## What you need to do
Exclude all pictures, then copy each of the records exactly as written.

## Data in this exercise
= = = =
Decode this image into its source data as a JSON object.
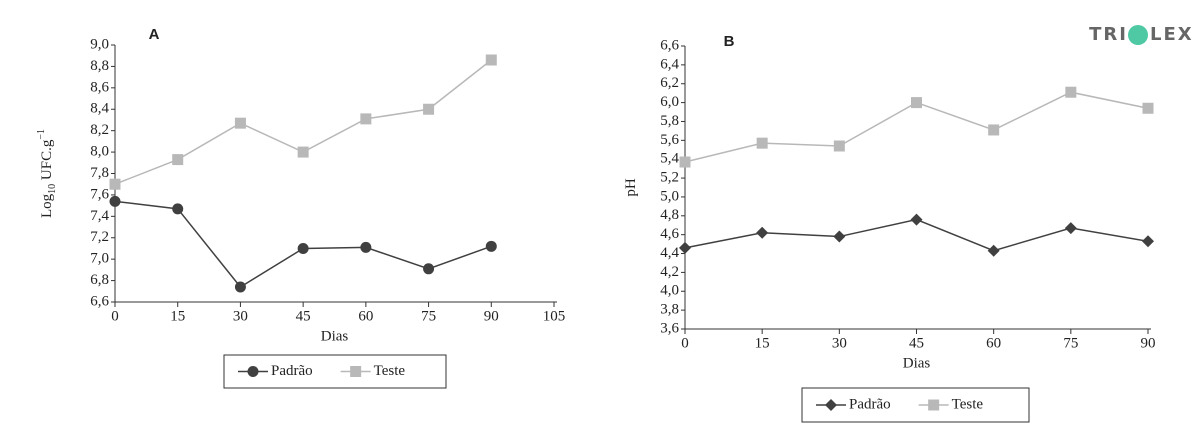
{
  "logo": {
    "left": "TRI",
    "right": "LEX"
  },
  "chart_data": [
    {
      "type": "line",
      "title": "A",
      "xlabel": "Dias",
      "ylabel": {
        "base": "Log",
        "sub": "10",
        "main": " UFC.g",
        "sup": "−1"
      },
      "x": [
        0,
        15,
        30,
        45,
        60,
        75,
        90
      ],
      "xlim": [
        0,
        105
      ],
      "xticks": [
        0,
        15,
        30,
        45,
        60,
        75,
        90,
        105
      ],
      "ylim": [
        6.6,
        9.0
      ],
      "yticks": [
        {
          "value": 6.6,
          "label": "6,6"
        },
        {
          "value": 6.8,
          "label": "6,8"
        },
        {
          "value": 7.0,
          "label": "7,0"
        },
        {
          "value": 7.2,
          "label": "7,2"
        },
        {
          "value": 7.4,
          "label": "7,4"
        },
        {
          "value": 7.6,
          "label": "7,6"
        },
        {
          "value": 7.8,
          "label": "7,8"
        },
        {
          "value": 8.0,
          "label": "8,0"
        },
        {
          "value": 8.2,
          "label": "8,2"
        },
        {
          "value": 8.4,
          "label": "8,4"
        },
        {
          "value": 8.6,
          "label": "8,6"
        },
        {
          "value": 8.8,
          "label": "8,8"
        },
        {
          "value": 9.0,
          "label": "9,0"
        }
      ],
      "series": [
        {
          "name": "Padrão",
          "color": "#404040",
          "marker": "circle",
          "values": [
            7.54,
            7.47,
            6.74,
            7.1,
            7.11,
            6.91,
            7.12
          ]
        },
        {
          "name": "Teste",
          "color": "#b8b8b8",
          "marker": "square",
          "values": [
            7.7,
            7.93,
            8.27,
            8.0,
            8.31,
            8.4,
            8.86
          ]
        }
      ]
    },
    {
      "type": "line",
      "title": "B",
      "xlabel": "Dias",
      "ylabel": {
        "main": "pH"
      },
      "x": [
        0,
        15,
        30,
        45,
        60,
        75,
        90
      ],
      "xlim": [
        0,
        90
      ],
      "xticks": [
        0,
        15,
        30,
        45,
        60,
        75,
        90
      ],
      "ylim": [
        3.6,
        6.6
      ],
      "yticks": [
        {
          "value": 3.6,
          "label": "3,6"
        },
        {
          "value": 3.8,
          "label": "3,8"
        },
        {
          "value": 4.0,
          "label": "4,0"
        },
        {
          "value": 4.2,
          "label": "4,2"
        },
        {
          "value": 4.4,
          "label": "4,4"
        },
        {
          "value": 4.6,
          "label": "4,6"
        },
        {
          "value": 4.8,
          "label": "4,8"
        },
        {
          "value": 5.0,
          "label": "5,0"
        },
        {
          "value": 5.2,
          "label": "5,2"
        },
        {
          "value": 5.4,
          "label": "5,4"
        },
        {
          "value": 5.6,
          "label": "5,6"
        },
        {
          "value": 5.8,
          "label": "5,8"
        },
        {
          "value": 6.0,
          "label": "6,0"
        },
        {
          "value": 6.2,
          "label": "6,2"
        },
        {
          "value": 6.4,
          "label": "6,4"
        },
        {
          "value": 6.6,
          "label": "6,6"
        }
      ],
      "series": [
        {
          "name": "Padrão",
          "color": "#404040",
          "marker": "diamond",
          "values": [
            4.46,
            4.62,
            4.58,
            4.76,
            4.43,
            4.67,
            4.53
          ]
        },
        {
          "name": "Teste",
          "color": "#b8b8b8",
          "marker": "square",
          "values": [
            5.37,
            5.57,
            5.54,
            6.0,
            5.71,
            6.11,
            5.94
          ]
        }
      ]
    }
  ]
}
= = = =
## Result for this task
Decode this image into its source data as a JSON object.
{
  "logo": {
    "left": "TRI",
    "right": "LEX"
  },
  "chart_data": [
    {
      "type": "line",
      "title": "A",
      "xlabel": "Dias",
      "ylabel": {
        "base": "Log",
        "sub": "10",
        "main": " UFC.g",
        "sup": "−1"
      },
      "x": [
        0,
        15,
        30,
        45,
        60,
        75,
        90
      ],
      "xlim": [
        0,
        105
      ],
      "xticks": [
        0,
        15,
        30,
        45,
        60,
        75,
        90,
        105
      ],
      "ylim": [
        6.6,
        9.0
      ],
      "yticks": [
        {
          "value": 6.6,
          "label": "6,6"
        },
        {
          "value": 6.8,
          "label": "6,8"
        },
        {
          "value": 7.0,
          "label": "7,0"
        },
        {
          "value": 7.2,
          "label": "7,2"
        },
        {
          "value": 7.4,
          "label": "7,4"
        },
        {
          "value": 7.6,
          "label": "7,6"
        },
        {
          "value": 7.8,
          "label": "7,8"
        },
        {
          "value": 8.0,
          "label": "8,0"
        },
        {
          "value": 8.2,
          "label": "8,2"
        },
        {
          "value": 8.4,
          "label": "8,4"
        },
        {
          "value": 8.6,
          "label": "8,6"
        },
        {
          "value": 8.8,
          "label": "8,8"
        },
        {
          "value": 9.0,
          "label": "9,0"
        }
      ],
      "series": [
        {
          "name": "Padrão",
          "color": "#404040",
          "marker": "circle",
          "values": [
            7.54,
            7.47,
            6.74,
            7.1,
            7.11,
            6.91,
            7.12
          ]
        },
        {
          "name": "Teste",
          "color": "#b8b8b8",
          "marker": "square",
          "values": [
            7.7,
            7.93,
            8.27,
            8.0,
            8.31,
            8.4,
            8.86
          ]
        }
      ]
    },
    {
      "type": "line",
      "title": "B",
      "xlabel": "Dias",
      "ylabel": {
        "main": "pH"
      },
      "x": [
        0,
        15,
        30,
        45,
        60,
        75,
        90
      ],
      "xlim": [
        0,
        90
      ],
      "xticks": [
        0,
        15,
        30,
        45,
        60,
        75,
        90
      ],
      "ylim": [
        3.6,
        6.6
      ],
      "yticks": [
        {
          "value": 3.6,
          "label": "3,6"
        },
        {
          "value": 3.8,
          "label": "3,8"
        },
        {
          "value": 4.0,
          "label": "4,0"
        },
        {
          "value": 4.2,
          "label": "4,2"
        },
        {
          "value": 4.4,
          "label": "4,4"
        },
        {
          "value": 4.6,
          "label": "4,6"
        },
        {
          "value": 4.8,
          "label": "4,8"
        },
        {
          "value": 5.0,
          "label": "5,0"
        },
        {
          "value": 5.2,
          "label": "5,2"
        },
        {
          "value": 5.4,
          "label": "5,4"
        },
        {
          "value": 5.6,
          "label": "5,6"
        },
        {
          "value": 5.8,
          "label": "5,8"
        },
        {
          "value": 6.0,
          "label": "6,0"
        },
        {
          "value": 6.2,
          "label": "6,2"
        },
        {
          "value": 6.4,
          "label": "6,4"
        },
        {
          "value": 6.6,
          "label": "6,6"
        }
      ],
      "series": [
        {
          "name": "Padrão",
          "color": "#404040",
          "marker": "diamond",
          "values": [
            4.46,
            4.62,
            4.58,
            4.76,
            4.43,
            4.67,
            4.53
          ]
        },
        {
          "name": "Teste",
          "color": "#b8b8b8",
          "marker": "square",
          "values": [
            5.37,
            5.57,
            5.54,
            6.0,
            5.71,
            6.11,
            5.94
          ]
        }
      ]
    }
  ]
}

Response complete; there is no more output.